Aim:
Count how many lines hold the string "съемных". Give that number alone.

Stored items:
'''

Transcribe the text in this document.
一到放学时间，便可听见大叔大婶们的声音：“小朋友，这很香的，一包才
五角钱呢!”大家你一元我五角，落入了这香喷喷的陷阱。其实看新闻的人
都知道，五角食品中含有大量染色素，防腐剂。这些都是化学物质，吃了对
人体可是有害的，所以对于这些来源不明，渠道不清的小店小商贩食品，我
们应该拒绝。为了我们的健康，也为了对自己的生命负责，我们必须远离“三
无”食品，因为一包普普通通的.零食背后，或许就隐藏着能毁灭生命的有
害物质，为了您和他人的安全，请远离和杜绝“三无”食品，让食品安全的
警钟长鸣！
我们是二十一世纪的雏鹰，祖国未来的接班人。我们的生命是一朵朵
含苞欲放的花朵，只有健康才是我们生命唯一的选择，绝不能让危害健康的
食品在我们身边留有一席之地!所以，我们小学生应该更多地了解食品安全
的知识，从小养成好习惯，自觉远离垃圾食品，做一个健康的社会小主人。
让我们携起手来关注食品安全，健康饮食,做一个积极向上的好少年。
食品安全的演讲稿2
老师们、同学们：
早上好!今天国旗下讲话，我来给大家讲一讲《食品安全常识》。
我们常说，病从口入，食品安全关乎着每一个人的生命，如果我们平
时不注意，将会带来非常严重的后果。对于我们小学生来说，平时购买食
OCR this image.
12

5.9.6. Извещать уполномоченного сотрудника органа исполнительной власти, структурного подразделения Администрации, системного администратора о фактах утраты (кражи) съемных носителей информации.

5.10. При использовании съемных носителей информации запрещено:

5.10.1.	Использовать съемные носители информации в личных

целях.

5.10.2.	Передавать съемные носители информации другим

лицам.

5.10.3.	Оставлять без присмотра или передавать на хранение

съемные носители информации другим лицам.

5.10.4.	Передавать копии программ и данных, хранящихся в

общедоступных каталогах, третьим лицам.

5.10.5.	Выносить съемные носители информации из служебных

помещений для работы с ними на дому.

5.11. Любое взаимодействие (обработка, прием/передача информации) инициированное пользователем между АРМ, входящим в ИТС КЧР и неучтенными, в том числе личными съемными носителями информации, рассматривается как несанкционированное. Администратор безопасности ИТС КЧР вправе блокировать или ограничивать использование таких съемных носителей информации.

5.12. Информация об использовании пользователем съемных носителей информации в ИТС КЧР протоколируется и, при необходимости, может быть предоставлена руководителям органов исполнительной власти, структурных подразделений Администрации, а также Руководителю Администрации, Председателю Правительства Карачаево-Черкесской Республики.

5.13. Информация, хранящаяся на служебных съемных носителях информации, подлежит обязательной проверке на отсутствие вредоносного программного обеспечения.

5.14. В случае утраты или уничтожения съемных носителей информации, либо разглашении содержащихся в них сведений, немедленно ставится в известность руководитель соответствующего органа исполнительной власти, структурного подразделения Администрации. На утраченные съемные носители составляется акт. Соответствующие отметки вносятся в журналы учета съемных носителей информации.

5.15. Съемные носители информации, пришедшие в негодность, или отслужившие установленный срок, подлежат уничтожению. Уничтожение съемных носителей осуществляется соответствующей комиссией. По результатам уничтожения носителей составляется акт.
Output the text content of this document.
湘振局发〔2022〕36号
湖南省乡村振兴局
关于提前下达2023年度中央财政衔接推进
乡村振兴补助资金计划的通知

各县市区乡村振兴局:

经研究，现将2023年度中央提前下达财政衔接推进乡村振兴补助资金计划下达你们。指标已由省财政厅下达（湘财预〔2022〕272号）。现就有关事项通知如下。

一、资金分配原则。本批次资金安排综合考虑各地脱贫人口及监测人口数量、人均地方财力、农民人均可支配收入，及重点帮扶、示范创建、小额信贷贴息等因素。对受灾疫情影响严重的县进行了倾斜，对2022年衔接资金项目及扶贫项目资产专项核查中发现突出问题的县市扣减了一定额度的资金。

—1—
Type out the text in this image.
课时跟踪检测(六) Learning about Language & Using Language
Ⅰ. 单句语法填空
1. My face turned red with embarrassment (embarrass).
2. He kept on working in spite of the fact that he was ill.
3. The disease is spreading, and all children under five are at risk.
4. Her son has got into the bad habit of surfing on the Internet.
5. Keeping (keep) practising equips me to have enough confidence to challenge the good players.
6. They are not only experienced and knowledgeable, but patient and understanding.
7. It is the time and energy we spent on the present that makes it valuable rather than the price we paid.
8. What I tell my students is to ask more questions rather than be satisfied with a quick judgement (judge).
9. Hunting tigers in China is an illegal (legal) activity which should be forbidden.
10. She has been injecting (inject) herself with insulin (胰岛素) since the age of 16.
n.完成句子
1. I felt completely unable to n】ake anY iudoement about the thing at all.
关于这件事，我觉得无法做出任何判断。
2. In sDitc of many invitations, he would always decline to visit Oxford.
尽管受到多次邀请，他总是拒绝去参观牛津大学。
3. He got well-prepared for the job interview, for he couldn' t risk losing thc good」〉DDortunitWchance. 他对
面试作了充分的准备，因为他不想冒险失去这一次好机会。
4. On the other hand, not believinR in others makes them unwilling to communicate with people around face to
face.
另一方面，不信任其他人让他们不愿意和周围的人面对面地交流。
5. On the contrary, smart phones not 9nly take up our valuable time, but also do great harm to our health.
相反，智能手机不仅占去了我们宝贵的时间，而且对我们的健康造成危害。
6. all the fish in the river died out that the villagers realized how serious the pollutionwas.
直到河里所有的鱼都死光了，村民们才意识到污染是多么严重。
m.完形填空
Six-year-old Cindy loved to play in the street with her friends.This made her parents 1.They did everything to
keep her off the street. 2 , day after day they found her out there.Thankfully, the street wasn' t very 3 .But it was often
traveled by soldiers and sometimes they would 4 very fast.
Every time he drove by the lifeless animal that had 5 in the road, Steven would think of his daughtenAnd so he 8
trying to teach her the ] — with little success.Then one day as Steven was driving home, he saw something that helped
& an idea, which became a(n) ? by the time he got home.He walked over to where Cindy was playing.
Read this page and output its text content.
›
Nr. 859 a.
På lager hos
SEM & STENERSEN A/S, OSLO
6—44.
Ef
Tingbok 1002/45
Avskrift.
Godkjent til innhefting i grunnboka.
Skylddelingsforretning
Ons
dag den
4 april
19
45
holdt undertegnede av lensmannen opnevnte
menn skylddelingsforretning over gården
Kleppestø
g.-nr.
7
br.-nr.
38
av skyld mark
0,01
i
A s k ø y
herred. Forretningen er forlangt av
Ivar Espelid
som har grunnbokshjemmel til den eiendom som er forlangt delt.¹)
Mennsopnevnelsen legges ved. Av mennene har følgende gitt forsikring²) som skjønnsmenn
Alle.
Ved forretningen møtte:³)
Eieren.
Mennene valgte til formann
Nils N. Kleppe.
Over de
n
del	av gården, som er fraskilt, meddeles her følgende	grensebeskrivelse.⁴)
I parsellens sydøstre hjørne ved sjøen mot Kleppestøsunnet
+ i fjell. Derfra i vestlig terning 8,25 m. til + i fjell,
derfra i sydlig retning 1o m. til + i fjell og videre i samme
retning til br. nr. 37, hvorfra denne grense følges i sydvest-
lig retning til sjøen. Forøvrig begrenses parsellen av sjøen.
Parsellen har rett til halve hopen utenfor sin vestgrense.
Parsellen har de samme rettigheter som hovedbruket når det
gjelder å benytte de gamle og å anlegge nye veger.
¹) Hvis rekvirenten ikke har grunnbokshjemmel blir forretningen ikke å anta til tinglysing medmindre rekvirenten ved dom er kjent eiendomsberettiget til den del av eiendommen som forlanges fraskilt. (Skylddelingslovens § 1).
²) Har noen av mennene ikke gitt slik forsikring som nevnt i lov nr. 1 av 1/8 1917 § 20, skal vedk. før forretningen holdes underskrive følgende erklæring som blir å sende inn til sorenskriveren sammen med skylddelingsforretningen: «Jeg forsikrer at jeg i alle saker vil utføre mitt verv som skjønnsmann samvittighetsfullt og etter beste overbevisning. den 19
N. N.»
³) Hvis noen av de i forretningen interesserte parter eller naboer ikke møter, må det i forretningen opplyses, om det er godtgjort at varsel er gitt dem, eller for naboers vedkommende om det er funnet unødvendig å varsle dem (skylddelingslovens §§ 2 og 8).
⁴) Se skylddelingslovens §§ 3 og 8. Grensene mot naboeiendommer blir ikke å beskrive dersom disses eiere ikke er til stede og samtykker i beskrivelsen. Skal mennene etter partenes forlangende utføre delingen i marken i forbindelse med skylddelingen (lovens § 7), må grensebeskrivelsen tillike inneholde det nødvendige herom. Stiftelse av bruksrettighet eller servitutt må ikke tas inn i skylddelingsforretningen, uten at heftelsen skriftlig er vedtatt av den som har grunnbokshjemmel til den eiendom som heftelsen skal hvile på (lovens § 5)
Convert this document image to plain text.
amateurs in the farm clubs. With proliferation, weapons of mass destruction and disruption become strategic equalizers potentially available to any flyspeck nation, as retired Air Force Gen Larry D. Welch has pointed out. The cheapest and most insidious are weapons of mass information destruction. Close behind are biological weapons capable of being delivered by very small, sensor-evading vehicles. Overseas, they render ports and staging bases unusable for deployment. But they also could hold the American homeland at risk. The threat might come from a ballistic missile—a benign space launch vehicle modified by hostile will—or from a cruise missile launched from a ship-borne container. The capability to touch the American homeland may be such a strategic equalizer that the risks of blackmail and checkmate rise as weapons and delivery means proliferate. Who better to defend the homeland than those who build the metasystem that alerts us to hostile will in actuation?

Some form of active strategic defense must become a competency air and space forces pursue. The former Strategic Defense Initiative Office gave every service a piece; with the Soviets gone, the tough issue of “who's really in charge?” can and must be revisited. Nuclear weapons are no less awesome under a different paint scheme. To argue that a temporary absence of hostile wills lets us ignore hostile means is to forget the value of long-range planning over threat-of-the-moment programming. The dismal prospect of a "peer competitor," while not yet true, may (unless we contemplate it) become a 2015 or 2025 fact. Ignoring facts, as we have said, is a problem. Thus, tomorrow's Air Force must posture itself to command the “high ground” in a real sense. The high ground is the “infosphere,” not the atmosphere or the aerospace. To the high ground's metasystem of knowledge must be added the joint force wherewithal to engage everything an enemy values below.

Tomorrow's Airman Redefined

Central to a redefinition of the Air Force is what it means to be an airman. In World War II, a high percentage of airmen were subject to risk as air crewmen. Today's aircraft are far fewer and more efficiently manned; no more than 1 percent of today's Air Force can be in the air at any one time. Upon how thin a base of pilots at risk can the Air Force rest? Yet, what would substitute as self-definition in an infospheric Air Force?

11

'''

Problem solution:
7